» Task requirements
Quote every line below exactly and skip any picture.

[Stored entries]
........
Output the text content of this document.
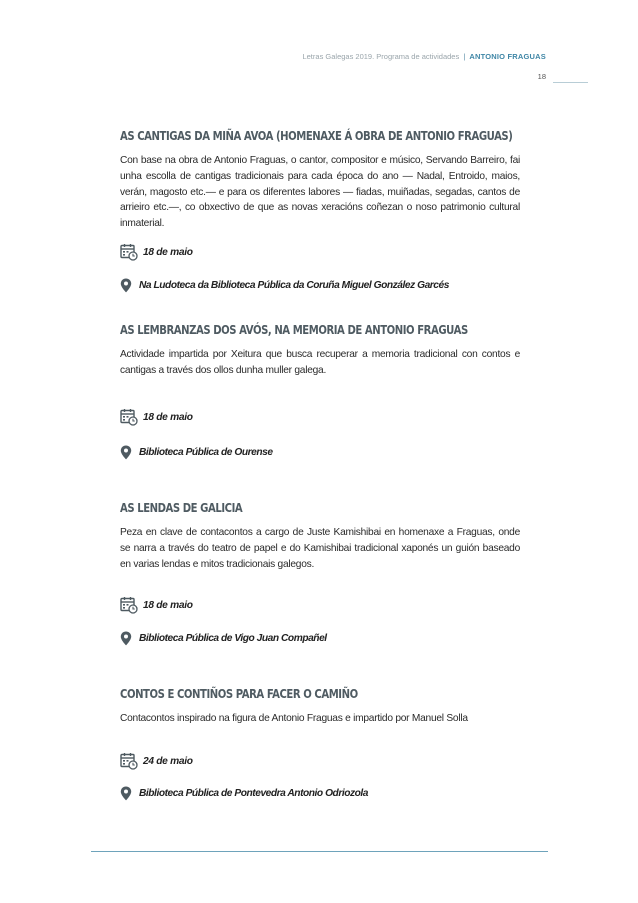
Letras Galegas 2019. Programa de actividades | ANTONIO FRAGUAS
18
AS CANTIGAS DA MIÑA AVOA (HOMENAXE Á OBRA DE ANTONIO FRAGUAS)

Con base na obra de Antonio Fraguas, o cantor, compositor e músico, Servando Barreiro, fai unha escolla de cantigas tradicionais para cada época do ano — Nadal, Entroido, maios, verán, magosto etc.— e para os diferentes labores — fiadas, muiñadas, segadas, cantos de arrieiro etc.—, co obxectivo de que as novas xeracións coñezan o noso patrimonio cultural inmaterial.

18 de maio
Na Ludoteca da Biblioteca Pública da Coruña Miguel González Garcés
AS LEMBRANZAS DOS AVÓS, NA MEMORIA DE ANTONIO FRAGUAS

Actividade impartida por Xeitura que busca recuperar a memoria tradicional con contos e cantigas a través dos ollos dunha muller galega.

18 de maio
Biblioteca Pública de Ourense
AS LENDAS DE GALICIA

Peza en clave de contacontos a cargo de Juste Kamishibai en homenaxe a Fraguas, onde se narra a través do teatro de papel e do Kamishibai tradicional xaponés un guión baseado en varias lendas e mitos tradicionais galegos.

18 de maio
Biblioteca Pública de Vigo Juan Compañel
CONTOS E CONTIÑOS PARA FACER O CAMIÑO

Contacontos inspirado na figura de Antonio Fraguas e impartido por Manuel Solla

24 de maio
Biblioteca Pública de Pontevedra Antonio Odriozola
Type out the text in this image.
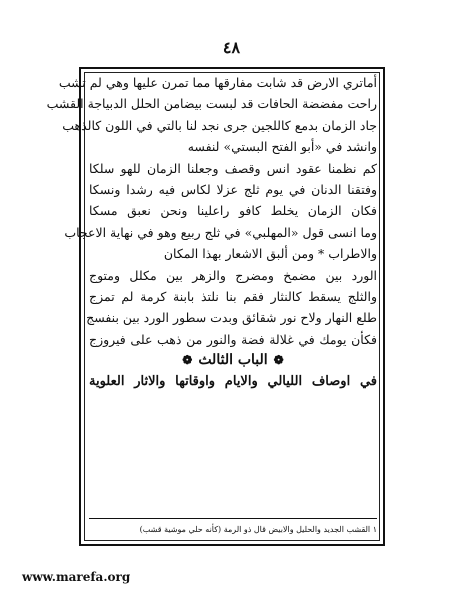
٤٨
أماتري الارض قد شابت مفارقها مما تمرن عليها وهي لم تشب
راحت مفضضة الحافات قد لبست بيضامن الحلل الدبياجة القشب
جاد الزمان بدمع كاللجين جرى نجد لنا بالتي في اللون كالذهب
وانشد في «أبو الفتح البستي» لنفسه
كم نظمنا عقود انس وقصف وجعلنا الزمان للهو سلكا
وفتقنا الدنان في يوم ثلج عزلا لكاس فيه رشدا ونسكا
فكان الزمان يخلط كافو راعلينا ونحن نعبق مسكا
وما انسى قول «المهلبي» في ثلج ربيع وهو في نهاية الاعجاب
والاطراب * ومن ألبق الاشعار بهذا المكان
الورد بين مضمخ ومضرج والزهر بين مكلل ومتوج
والثلج يسقط كالنثار فقم بنا نلتذ بابنة كرمة لم تمزج
طلع النهار ولاح نور شقائق وبدت سطور الورد بين بنفسج
فكأن يومك في غلالة فضة والنور من ذهب على فيروزج
❁الباب الثالث❁
في اوصاف الليالي والايام واوقاتها والاثار العلوية
١ القشب الجديد والحليل والابيض قال ذو الرمة (كأنه حلي موشية قشب)
www.marefa.org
........
» Response to this exercise
Output the text content of this document.
Letras Galegas 2019. Programa de actividades | ANTONIO FRAGUAS
18
AS CANTIGAS DA MIÑA AVOA (HOMENAXE Á OBRA DE ANTONIO FRAGUAS)

Con base na obra de Antonio Fraguas, o cantor, compositor e músico, Servando Barreiro, fai unha escolla de cantigas tradicionais para cada época do ano — Nadal, Entroido, maios, verán, magosto etc.— e para os diferentes labores — fiadas, muiñadas, segadas, cantos de arrieiro etc.—, co obxectivo de que as novas xeracións coñezan o noso patrimonio cultural inmaterial.

18 de maio
Na Ludoteca da Biblioteca Pública da Coruña Miguel González Garcés
AS LEMBRANZAS DOS AVÓS, NA MEMORIA DE ANTONIO FRAGUAS

Actividade impartida por Xeitura que busca recuperar a memoria tradicional con contos e cantigas a través dos ollos dunha muller galega.

18 de maio
Biblioteca Pública de Ourense
AS LENDAS DE GALICIA

Peza en clave de contacontos a cargo de Juste Kamishibai en homenaxe a Fraguas, onde se narra a través do teatro de papel e do Kamishibai tradicional xaponés un guión baseado en varias lendas e mitos tradicionais galegos.

18 de maio
Biblioteca Pública de Vigo Juan Compañel
CONTOS E CONTIÑOS PARA FACER O CAMIÑO

Contacontos inspirado na figura de Antonio Fraguas e impartido por Manuel Solla

24 de maio
Biblioteca Pública de Pontevedra Antonio Odriozola
Type out the text in this image.
٤٨
أماتري الارض قد شابت مفارقها مما تمرن عليها وهي لم تشب
راحت مفضضة الحافات قد لبست بيضامن الحلل الدبياجة القشب
جاد الزمان بدمع كاللجين جرى نجد لنا بالتي في اللون كالذهب
وانشد في «أبو الفتح البستي» لنفسه
كم نظمنا عقود انس وقصف وجعلنا الزمان للهو سلكا
وفتقنا الدنان في يوم ثلج عزلا لكاس فيه رشدا ونسكا
فكان الزمان يخلط كافو راعلينا ونحن نعبق مسكا
وما انسى قول «المهلبي» في ثلج ربيع وهو في نهاية الاعجاب
والاطراب * ومن ألبق الاشعار بهذا المكان
الورد بين مضمخ ومضرج والزهر بين مكلل ومتوج
والثلج يسقط كالنثار فقم بنا نلتذ بابنة كرمة لم تمزج
طلع النهار ولاح نور شقائق وبدت سطور الورد بين بنفسج
فكأن يومك في غلالة فضة والنور من ذهب على فيروزج
❁الباب الثالث❁
في اوصاف الليالي والايام واوقاتها والاثار العلوية
١ القشب الجديد والحليل والابيض قال ذو الرمة (كأنه حلي موشية قشب)
www.marefa.org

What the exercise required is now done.